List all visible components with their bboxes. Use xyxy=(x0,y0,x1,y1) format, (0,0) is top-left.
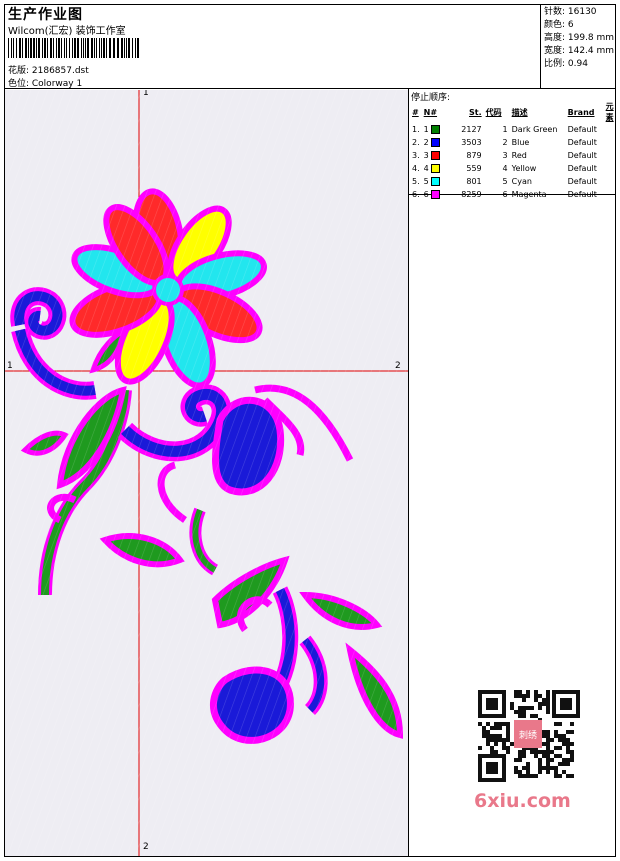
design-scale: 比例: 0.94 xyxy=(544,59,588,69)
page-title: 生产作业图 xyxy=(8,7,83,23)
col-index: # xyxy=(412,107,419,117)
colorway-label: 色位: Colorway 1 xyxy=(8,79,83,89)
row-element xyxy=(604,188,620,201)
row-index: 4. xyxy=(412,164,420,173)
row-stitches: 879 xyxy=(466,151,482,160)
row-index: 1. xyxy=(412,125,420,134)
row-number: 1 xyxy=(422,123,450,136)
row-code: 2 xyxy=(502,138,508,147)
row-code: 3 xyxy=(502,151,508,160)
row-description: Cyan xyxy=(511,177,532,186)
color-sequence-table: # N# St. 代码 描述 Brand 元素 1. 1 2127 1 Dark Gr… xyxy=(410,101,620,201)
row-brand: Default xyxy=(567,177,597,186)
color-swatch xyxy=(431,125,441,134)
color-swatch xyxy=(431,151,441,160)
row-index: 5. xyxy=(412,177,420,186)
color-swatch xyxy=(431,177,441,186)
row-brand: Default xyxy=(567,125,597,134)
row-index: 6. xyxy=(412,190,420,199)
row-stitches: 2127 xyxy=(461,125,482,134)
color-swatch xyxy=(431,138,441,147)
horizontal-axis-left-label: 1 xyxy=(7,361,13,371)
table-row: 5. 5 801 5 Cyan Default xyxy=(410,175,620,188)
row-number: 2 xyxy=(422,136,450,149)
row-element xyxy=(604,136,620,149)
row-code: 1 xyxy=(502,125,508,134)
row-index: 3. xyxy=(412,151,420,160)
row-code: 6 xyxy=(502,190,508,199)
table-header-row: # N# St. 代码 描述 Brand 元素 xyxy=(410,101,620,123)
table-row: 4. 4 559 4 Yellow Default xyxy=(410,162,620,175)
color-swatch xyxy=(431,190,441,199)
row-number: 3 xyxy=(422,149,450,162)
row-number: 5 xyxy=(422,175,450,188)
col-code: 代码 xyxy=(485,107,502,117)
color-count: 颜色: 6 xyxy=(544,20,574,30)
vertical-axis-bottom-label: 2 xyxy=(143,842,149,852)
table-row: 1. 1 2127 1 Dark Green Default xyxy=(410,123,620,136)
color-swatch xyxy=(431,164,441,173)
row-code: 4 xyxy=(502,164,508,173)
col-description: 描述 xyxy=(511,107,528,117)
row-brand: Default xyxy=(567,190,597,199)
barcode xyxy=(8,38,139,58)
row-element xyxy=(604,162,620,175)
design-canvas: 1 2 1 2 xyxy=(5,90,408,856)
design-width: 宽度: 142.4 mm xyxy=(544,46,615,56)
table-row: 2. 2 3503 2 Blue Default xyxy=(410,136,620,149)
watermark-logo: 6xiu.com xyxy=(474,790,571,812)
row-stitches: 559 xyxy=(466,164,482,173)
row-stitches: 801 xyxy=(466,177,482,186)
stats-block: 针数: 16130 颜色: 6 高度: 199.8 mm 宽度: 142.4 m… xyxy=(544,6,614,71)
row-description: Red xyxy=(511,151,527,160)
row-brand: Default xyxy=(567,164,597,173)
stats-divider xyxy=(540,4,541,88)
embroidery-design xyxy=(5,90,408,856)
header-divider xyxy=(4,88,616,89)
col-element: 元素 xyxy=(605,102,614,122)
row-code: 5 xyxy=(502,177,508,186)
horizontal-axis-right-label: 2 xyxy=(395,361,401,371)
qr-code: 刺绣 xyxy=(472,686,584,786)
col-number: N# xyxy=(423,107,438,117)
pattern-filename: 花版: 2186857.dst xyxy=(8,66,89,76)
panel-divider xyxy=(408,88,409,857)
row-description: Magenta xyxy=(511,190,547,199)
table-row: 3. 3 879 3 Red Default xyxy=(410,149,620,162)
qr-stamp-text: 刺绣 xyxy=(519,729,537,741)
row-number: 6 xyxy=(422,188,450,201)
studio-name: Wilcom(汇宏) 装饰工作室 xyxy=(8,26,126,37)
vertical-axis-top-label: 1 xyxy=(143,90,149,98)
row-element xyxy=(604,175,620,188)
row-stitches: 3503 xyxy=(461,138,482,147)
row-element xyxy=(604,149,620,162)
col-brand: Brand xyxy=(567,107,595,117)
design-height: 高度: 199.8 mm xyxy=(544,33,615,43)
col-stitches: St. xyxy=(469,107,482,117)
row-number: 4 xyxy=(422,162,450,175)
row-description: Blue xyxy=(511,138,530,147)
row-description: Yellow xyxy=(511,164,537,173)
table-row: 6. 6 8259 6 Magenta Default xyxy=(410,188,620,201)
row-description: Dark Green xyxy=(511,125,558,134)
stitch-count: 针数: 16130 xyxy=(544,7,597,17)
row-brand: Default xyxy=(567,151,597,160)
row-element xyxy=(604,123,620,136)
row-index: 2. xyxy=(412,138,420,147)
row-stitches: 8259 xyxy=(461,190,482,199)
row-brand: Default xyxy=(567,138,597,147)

============

→ Directions for this task
Reproduce every line of the records above word for word, leaving out the picture.

→ Exercise answer
List all visible components with their bboxes. Use xyxy=(x0,y0,x1,y1) format, (0,0) is top-left.
design-scale: 比例: 0.94 xyxy=(544,59,588,69)
page-title: 生产作业图 xyxy=(8,7,83,23)
col-index: # xyxy=(412,107,419,117)
colorway-label: 色位: Colorway 1 xyxy=(8,79,83,89)
row-element xyxy=(604,188,620,201)
row-index: 4. xyxy=(412,164,420,173)
row-stitches: 879 xyxy=(466,151,482,160)
row-index: 1. xyxy=(412,125,420,134)
row-number: 1 xyxy=(422,123,450,136)
row-code: 2 xyxy=(502,138,508,147)
row-code: 3 xyxy=(502,151,508,160)
row-description: Cyan xyxy=(511,177,532,186)
color-sequence-table: # N# St. 代码 描述 Brand 元素 1. 1 2127 1 Dark Gr… xyxy=(410,101,620,201)
row-brand: Default xyxy=(567,177,597,186)
color-swatch xyxy=(431,125,441,134)
color-swatch xyxy=(431,151,441,160)
row-index: 5. xyxy=(412,177,420,186)
color-swatch xyxy=(431,177,441,186)
row-brand: Default xyxy=(567,125,597,134)
row-index: 6. xyxy=(412,190,420,199)
row-stitches: 2127 xyxy=(461,125,482,134)
color-swatch xyxy=(431,138,441,147)
horizontal-axis-left-label: 1 xyxy=(7,361,13,371)
table-row: 5. 5 801 5 Cyan Default xyxy=(410,175,620,188)
row-number: 2 xyxy=(422,136,450,149)
row-element xyxy=(604,136,620,149)
row-code: 1 xyxy=(502,125,508,134)
row-index: 3. xyxy=(412,151,420,160)
row-code: 6 xyxy=(502,190,508,199)
table-header-row: # N# St. 代码 描述 Brand 元素 xyxy=(410,101,620,123)
table-row: 4. 4 559 4 Yellow Default xyxy=(410,162,620,175)
color-swatch xyxy=(431,190,441,199)
row-number: 3 xyxy=(422,149,450,162)
row-number: 5 xyxy=(422,175,450,188)
col-code: 代码 xyxy=(485,107,502,117)
color-count: 颜色: 6 xyxy=(544,20,574,30)
vertical-axis-bottom-label: 2 xyxy=(143,842,149,852)
table-row: 1. 1 2127 1 Dark Green Default xyxy=(410,123,620,136)
color-swatch xyxy=(431,164,441,173)
row-code: 4 xyxy=(502,164,508,173)
col-description: 描述 xyxy=(511,107,528,117)
row-brand: Default xyxy=(567,190,597,199)
barcode xyxy=(8,38,139,58)
row-element xyxy=(604,162,620,175)
design-canvas: 1 2 1 2 xyxy=(5,90,408,856)
design-width: 宽度: 142.4 mm xyxy=(544,46,615,56)
table-row: 2. 2 3503 2 Blue Default xyxy=(410,136,620,149)
watermark-logo: 6xiu.com xyxy=(474,790,571,812)
row-stitches: 559 xyxy=(466,164,482,173)
row-stitches: 801 xyxy=(466,177,482,186)
stats-block: 针数: 16130 颜色: 6 高度: 199.8 mm 宽度: 142.4 m… xyxy=(544,6,614,71)
row-description: Red xyxy=(511,151,527,160)
row-brand: Default xyxy=(567,164,597,173)
stats-divider xyxy=(540,4,541,88)
embroidery-design xyxy=(5,90,408,856)
header-divider xyxy=(4,88,616,89)
col-element: 元素 xyxy=(605,102,614,122)
row-code: 5 xyxy=(502,177,508,186)
horizontal-axis-right-label: 2 xyxy=(395,361,401,371)
qr-code: 刺绣 xyxy=(472,686,584,786)
col-number: N# xyxy=(423,107,438,117)
pattern-filename: 花版: 2186857.dst xyxy=(8,66,89,76)
panel-divider xyxy=(408,88,409,857)
row-description: Magenta xyxy=(511,190,547,199)
table-row: 3. 3 879 3 Red Default xyxy=(410,149,620,162)
qr-stamp-text: 刺绣 xyxy=(519,729,537,741)
row-number: 6 xyxy=(422,188,450,201)
studio-name: Wilcom(汇宏) 装饰工作室 xyxy=(8,26,126,37)
vertical-axis-top-label: 1 xyxy=(143,90,149,98)
row-element xyxy=(604,175,620,188)
row-stitches: 3503 xyxy=(461,138,482,147)
row-element xyxy=(604,149,620,162)
col-brand: Brand xyxy=(567,107,595,117)
design-height: 高度: 199.8 mm xyxy=(544,33,615,43)
col-stitches: St. xyxy=(469,107,482,117)
row-number: 4 xyxy=(422,162,450,175)
row-description: Blue xyxy=(511,138,530,147)
row-description: Yellow xyxy=(511,164,537,173)
table-row: 6. 6 8259 6 Magenta Default xyxy=(410,188,620,201)
row-description: Dark Green xyxy=(511,125,558,134)
stitch-count: 针数: 16130 xyxy=(544,7,597,17)
row-brand: Default xyxy=(567,151,597,160)
row-element xyxy=(604,123,620,136)
row-index: 2. xyxy=(412,138,420,147)
row-stitches: 8259 xyxy=(461,190,482,199)
row-brand: Default xyxy=(567,138,597,147)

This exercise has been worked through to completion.